What is expected: In the entries, find all lines that hold the word "display" and copy them.

-- Begin Source data --

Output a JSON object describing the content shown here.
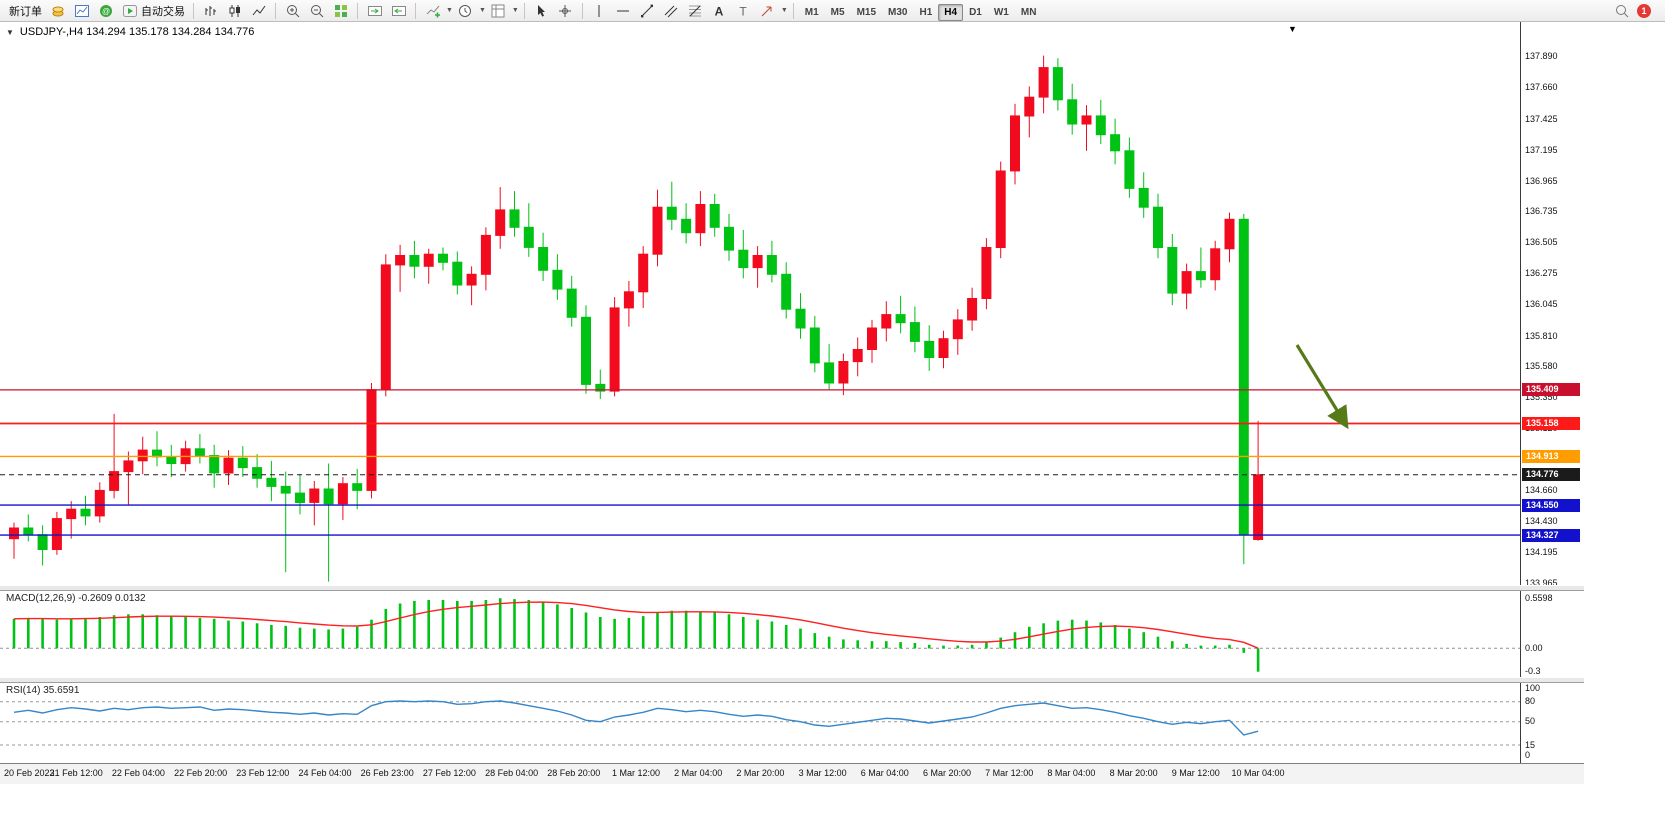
{
  "toolbar": {
    "new_order": {
      "label": "新订单"
    },
    "autotrading": {
      "label": "自动交易"
    },
    "icons": [
      "new-order-icon",
      "accounts-icon",
      "charts-icon",
      "community-icon",
      "autotrading-icon",
      "bar-chart-icon",
      "candlestick-icon",
      "line-chart-icon",
      "zoom-in-icon",
      "zoom-out-icon",
      "tile-windows-icon",
      "auto-scroll-icon",
      "chart-shift-icon",
      "indicators-icon",
      "timeframes-clock-icon",
      "template-icon",
      "cursor-icon",
      "crosshair-icon",
      "vertical-line-icon",
      "horizontal-line-icon",
      "trendline-icon",
      "channel-icon",
      "fibonacci-icon",
      "text-icon",
      "label-icon",
      "arrow-tools-icon",
      "search-icon"
    ],
    "timeframes": {
      "items": [
        "M1",
        "M5",
        "M15",
        "M30",
        "H1",
        "H4",
        "D1",
        "W1",
        "MN"
      ],
      "active": "H4"
    },
    "notification_badge": "1"
  },
  "chart": {
    "title": "USDJPY-,H4 134.294 135.178 134.284 134.776",
    "symbol": "USDJPY-",
    "period": "H4",
    "up_color": "#f20a1e",
    "down_color": "#00c214",
    "axis_labels": [
      "137.890",
      "137.660",
      "137.425",
      "137.195",
      "136.965",
      "136.735",
      "136.505",
      "136.275",
      "136.045",
      "135.810",
      "135.580",
      "135.350",
      "135.120",
      "134.890",
      "134.660",
      "134.430",
      "134.195",
      "133.965"
    ],
    "price_lines": [
      {
        "price": 135.409,
        "label": "135.409",
        "color": "#c8102e",
        "style": "solid",
        "width": 1.2
      },
      {
        "price": 135.158,
        "label": "135.158",
        "color": "#ff1a1a",
        "style": "solid",
        "width": 1.8
      },
      {
        "price": 134.913,
        "label": "134.913",
        "color": "#ff9c00",
        "style": "solid",
        "width": 1.4
      },
      {
        "price": 134.776,
        "label": "134.776",
        "color": "#1b1b1b",
        "style": "dashed",
        "width": 1
      },
      {
        "price": 134.55,
        "label": "134.550",
        "color": "#1212cc",
        "style": "solid",
        "width": 1.4
      },
      {
        "price": 134.327,
        "label": "134.327",
        "color": "#1212cc",
        "style": "solid",
        "width": 1.4
      }
    ],
    "x_labels": [
      "20 Feb 2023",
      "21 Feb 12:00",
      "22 Feb 04:00",
      "22 Feb 20:00",
      "23 Feb 12:00",
      "24 Feb 04:00",
      "26 Feb 23:00",
      "27 Feb 12:00",
      "28 Feb 04:00",
      "28 Feb 20:00",
      "1 Mar 12:00",
      "2 Mar 04:00",
      "2 Mar 20:00",
      "3 Mar 12:00",
      "6 Mar 04:00",
      "6 Mar 20:00",
      "7 Mar 12:00",
      "8 Mar 04:00",
      "8 Mar 20:00",
      "9 Mar 12:00",
      "10 Mar 04:00"
    ]
  },
  "chart_data": {
    "type": "candlestick",
    "symbol": "USDJPY-",
    "timeframe": "H4",
    "current_bar": {
      "open": "134.294",
      "high": "135.178",
      "low": "134.284",
      "close": "134.776"
    },
    "ylim": [
      133.955,
      138.15
    ],
    "candles_ohlc": [
      [
        134.3,
        134.42,
        134.15,
        134.38
      ],
      [
        134.38,
        134.48,
        134.28,
        134.33
      ],
      [
        134.33,
        134.4,
        134.1,
        134.22
      ],
      [
        134.22,
        134.5,
        134.18,
        134.45
      ],
      [
        134.45,
        134.58,
        134.3,
        134.52
      ],
      [
        134.52,
        134.62,
        134.4,
        134.47
      ],
      [
        134.47,
        134.72,
        134.42,
        134.66
      ],
      [
        134.66,
        135.23,
        134.6,
        134.8
      ],
      [
        134.8,
        134.95,
        134.55,
        134.88
      ],
      [
        134.88,
        135.06,
        134.78,
        134.96
      ],
      [
        134.96,
        135.1,
        134.84,
        134.91
      ],
      [
        134.91,
        135.0,
        134.76,
        134.86
      ],
      [
        134.86,
        135.03,
        134.8,
        134.97
      ],
      [
        134.97,
        135.08,
        134.86,
        134.92
      ],
      [
        134.92,
        135.0,
        134.68,
        134.79
      ],
      [
        134.79,
        134.96,
        134.7,
        134.9
      ],
      [
        134.9,
        134.99,
        134.76,
        134.83
      ],
      [
        134.83,
        134.93,
        134.68,
        134.75
      ],
      [
        134.75,
        134.88,
        134.58,
        134.69
      ],
      [
        134.69,
        134.8,
        134.05,
        134.64
      ],
      [
        134.64,
        134.78,
        134.48,
        134.57
      ],
      [
        134.57,
        134.73,
        134.4,
        134.67
      ],
      [
        134.67,
        134.86,
        133.98,
        134.56
      ],
      [
        134.56,
        134.76,
        134.44,
        134.71
      ],
      [
        134.71,
        134.82,
        134.52,
        134.66
      ],
      [
        134.66,
        135.46,
        134.6,
        135.41
      ],
      [
        135.41,
        136.42,
        135.36,
        136.34
      ],
      [
        136.34,
        136.49,
        136.14,
        136.41
      ],
      [
        136.41,
        136.52,
        136.24,
        136.33
      ],
      [
        136.33,
        136.46,
        136.2,
        136.42
      ],
      [
        136.42,
        136.47,
        136.3,
        136.36
      ],
      [
        136.36,
        136.44,
        136.12,
        136.19
      ],
      [
        136.19,
        136.33,
        136.04,
        136.27
      ],
      [
        136.27,
        136.62,
        136.15,
        136.56
      ],
      [
        136.56,
        136.92,
        136.46,
        136.75
      ],
      [
        136.75,
        136.89,
        136.55,
        136.62
      ],
      [
        136.62,
        136.8,
        136.4,
        136.47
      ],
      [
        136.47,
        136.58,
        136.22,
        136.3
      ],
      [
        136.3,
        136.42,
        136.08,
        136.16
      ],
      [
        136.16,
        136.26,
        135.88,
        135.95
      ],
      [
        135.95,
        136.04,
        135.38,
        135.45
      ],
      [
        135.45,
        135.56,
        135.34,
        135.4
      ],
      [
        135.4,
        136.1,
        135.36,
        136.02
      ],
      [
        136.02,
        136.22,
        135.88,
        136.14
      ],
      [
        136.14,
        136.48,
        136.02,
        136.42
      ],
      [
        136.42,
        136.9,
        136.33,
        136.77
      ],
      [
        136.77,
        136.96,
        136.6,
        136.68
      ],
      [
        136.68,
        136.8,
        136.5,
        136.58
      ],
      [
        136.58,
        136.89,
        136.48,
        136.79
      ],
      [
        136.79,
        136.87,
        136.55,
        136.62
      ],
      [
        136.62,
        136.72,
        136.37,
        136.45
      ],
      [
        136.45,
        136.6,
        136.24,
        136.32
      ],
      [
        136.32,
        136.48,
        136.17,
        136.41
      ],
      [
        136.41,
        136.52,
        136.21,
        136.27
      ],
      [
        136.27,
        136.36,
        135.94,
        136.01
      ],
      [
        136.01,
        136.13,
        135.79,
        135.87
      ],
      [
        135.87,
        135.96,
        135.54,
        135.61
      ],
      [
        135.61,
        135.75,
        135.41,
        135.46
      ],
      [
        135.46,
        135.68,
        135.37,
        135.62
      ],
      [
        135.62,
        135.8,
        135.51,
        135.71
      ],
      [
        135.71,
        135.93,
        135.61,
        135.87
      ],
      [
        135.87,
        136.07,
        135.77,
        135.97
      ],
      [
        135.97,
        136.11,
        135.83,
        135.91
      ],
      [
        135.91,
        136.03,
        135.69,
        135.77
      ],
      [
        135.77,
        135.89,
        135.55,
        135.65
      ],
      [
        135.65,
        135.85,
        135.57,
        135.79
      ],
      [
        135.79,
        136.01,
        135.67,
        135.93
      ],
      [
        135.93,
        136.17,
        135.85,
        136.09
      ],
      [
        136.09,
        136.54,
        136.01,
        136.47
      ],
      [
        136.47,
        137.11,
        136.39,
        137.04
      ],
      [
        137.04,
        137.54,
        136.94,
        137.45
      ],
      [
        137.45,
        137.67,
        137.29,
        137.59
      ],
      [
        137.59,
        137.9,
        137.47,
        137.81
      ],
      [
        137.81,
        137.88,
        137.49,
        137.57
      ],
      [
        137.57,
        137.69,
        137.31,
        137.39
      ],
      [
        137.39,
        137.53,
        137.19,
        137.45
      ],
      [
        137.45,
        137.57,
        137.24,
        137.31
      ],
      [
        137.31,
        137.43,
        137.09,
        137.19
      ],
      [
        137.19,
        137.29,
        136.84,
        136.91
      ],
      [
        136.91,
        137.03,
        136.69,
        136.77
      ],
      [
        136.77,
        136.87,
        136.39,
        136.47
      ],
      [
        136.47,
        136.57,
        136.04,
        136.13
      ],
      [
        136.13,
        136.35,
        136.01,
        136.29
      ],
      [
        136.29,
        136.47,
        136.17,
        136.23
      ],
      [
        136.23,
        136.52,
        136.15,
        136.46
      ],
      [
        136.46,
        136.73,
        136.36,
        136.68
      ],
      [
        136.68,
        136.72,
        134.11,
        134.33
      ],
      [
        134.294,
        135.178,
        134.284,
        134.776
      ]
    ],
    "macd": {
      "display": "MACD(12,26,9) -0.2609 0.0132",
      "name": "MACD(12,26,9)",
      "main_value": "-0.2609",
      "signal_value": "0.0132",
      "ylim": [
        -0.32,
        0.64
      ],
      "axis_labels": [
        "0.5598",
        "0.00",
        "-0.3"
      ],
      "histogram": [
        0.33,
        0.34,
        0.33,
        0.32,
        0.33,
        0.34,
        0.35,
        0.37,
        0.38,
        0.38,
        0.37,
        0.36,
        0.35,
        0.34,
        0.33,
        0.31,
        0.3,
        0.28,
        0.26,
        0.25,
        0.23,
        0.22,
        0.21,
        0.22,
        0.24,
        0.32,
        0.44,
        0.5,
        0.53,
        0.54,
        0.54,
        0.53,
        0.53,
        0.54,
        0.56,
        0.55,
        0.54,
        0.52,
        0.49,
        0.45,
        0.4,
        0.35,
        0.33,
        0.34,
        0.36,
        0.4,
        0.42,
        0.42,
        0.41,
        0.4,
        0.38,
        0.35,
        0.32,
        0.3,
        0.26,
        0.22,
        0.17,
        0.13,
        0.1,
        0.09,
        0.08,
        0.08,
        0.07,
        0.06,
        0.04,
        0.03,
        0.03,
        0.04,
        0.07,
        0.12,
        0.18,
        0.24,
        0.28,
        0.31,
        0.32,
        0.31,
        0.29,
        0.26,
        0.22,
        0.18,
        0.13,
        0.08,
        0.05,
        0.03,
        0.03,
        0.04,
        -0.05,
        -0.2609
      ]
    },
    "rsi": {
      "display": "RSI(14) 35.6591",
      "name": "RSI(14)",
      "value": "35.6591",
      "ylim": [
        -12,
        108
      ],
      "levels": [
        80,
        50,
        15
      ],
      "axis_labels": [
        "100",
        "80",
        "50",
        "15",
        "0"
      ],
      "values": [
        64,
        67,
        63,
        68,
        71,
        69,
        66,
        70,
        68,
        71,
        72,
        70,
        71,
        72,
        67,
        69,
        68,
        66,
        64,
        63,
        61,
        63,
        60,
        62,
        61,
        74,
        80,
        81,
        80,
        81,
        80,
        76,
        77,
        80,
        81,
        78,
        74,
        70,
        66,
        60,
        52,
        50,
        57,
        60,
        64,
        70,
        68,
        65,
        67,
        65,
        61,
        58,
        60,
        58,
        53,
        50,
        45,
        43,
        46,
        49,
        52,
        55,
        54,
        51,
        48,
        51,
        54,
        57,
        63,
        70,
        74,
        76,
        78,
        74,
        70,
        71,
        68,
        64,
        59,
        55,
        50,
        46,
        49,
        47,
        50,
        52,
        30,
        35.66
      ]
    }
  },
  "annotations": {
    "arrow": {
      "color": "#557a17",
      "direction": "down-right"
    }
  }
}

-- End Source data --

Result for this task:
      "display": "MACD(12,26,9) -0.2609 0.0132",
      "display": "RSI(14) 35.6591",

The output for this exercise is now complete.